→ **Exercise requirements**
Set down the material once more, exactly as it appears.

→ **Exercise inputs**
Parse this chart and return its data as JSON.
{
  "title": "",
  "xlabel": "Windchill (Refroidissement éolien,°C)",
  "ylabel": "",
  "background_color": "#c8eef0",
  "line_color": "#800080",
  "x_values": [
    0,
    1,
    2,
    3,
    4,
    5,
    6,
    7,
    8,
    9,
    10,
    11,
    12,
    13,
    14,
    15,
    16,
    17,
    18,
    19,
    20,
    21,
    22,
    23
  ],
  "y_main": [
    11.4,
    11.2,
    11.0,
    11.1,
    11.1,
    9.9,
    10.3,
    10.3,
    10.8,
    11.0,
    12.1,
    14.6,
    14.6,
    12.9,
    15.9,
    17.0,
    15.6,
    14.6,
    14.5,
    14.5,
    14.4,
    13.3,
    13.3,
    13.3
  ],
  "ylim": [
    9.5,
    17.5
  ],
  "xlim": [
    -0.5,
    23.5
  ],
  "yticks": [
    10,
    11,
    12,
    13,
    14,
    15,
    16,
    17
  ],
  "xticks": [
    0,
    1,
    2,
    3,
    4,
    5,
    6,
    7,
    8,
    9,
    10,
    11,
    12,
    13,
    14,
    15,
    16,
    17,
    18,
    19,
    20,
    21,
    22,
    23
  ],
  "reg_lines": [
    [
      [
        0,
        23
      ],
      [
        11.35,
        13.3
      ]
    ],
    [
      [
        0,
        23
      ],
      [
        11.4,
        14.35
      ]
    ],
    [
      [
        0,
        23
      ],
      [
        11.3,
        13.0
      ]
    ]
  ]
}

→ **Solution for this exercise**
Parse this chart and return its data as JSON.
{
  "title": "",
  "xlabel": "Windchill (Refroidissement éolien,°C)",
  "ylabel": "",
  "background_color": "#c8eef0",
  "line_color": "#800080",
  "x_values": [
    0,
    1,
    2,
    3,
    4,
    5,
    6,
    7,
    8,
    9,
    10,
    11,
    12,
    13,
    14,
    15,
    16,
    17,
    18,
    19,
    20,
    21,
    22,
    23
  ],
  "y_main": [
    11.4,
    11.2,
    11.0,
    11.1,
    11.1,
    9.9,
    10.3,
    10.3,
    10.8,
    11.0,
    12.1,
    14.6,
    14.6,
    12.9,
    15.9,
    17.0,
    15.6,
    14.6,
    14.5,
    14.5,
    14.4,
    13.3,
    13.3,
    13.3
  ],
  "ylim": [
    9.5,
    17.5
  ],
  "xlim": [
    -0.5,
    23.5
  ],
  "yticks": [
    10,
    11,
    12,
    13,
    14,
    15,
    16,
    17
  ],
  "xticks": [
    0,
    1,
    2,
    3,
    4,
    5,
    6,
    7,
    8,
    9,
    10,
    11,
    12,
    13,
    14,
    15,
    16,
    17,
    18,
    19,
    20,
    21,
    22,
    23
  ],
  "reg_lines": [
    [
      [
        0,
        23
      ],
      [
        11.35,
        13.3
      ]
    ],
    [
      [
        0,
        23
      ],
      [
        11.4,
        14.35
      ]
    ],
    [
      [
        0,
        23
      ],
      [
        11.3,
        13.0
      ]
    ]
  ]
}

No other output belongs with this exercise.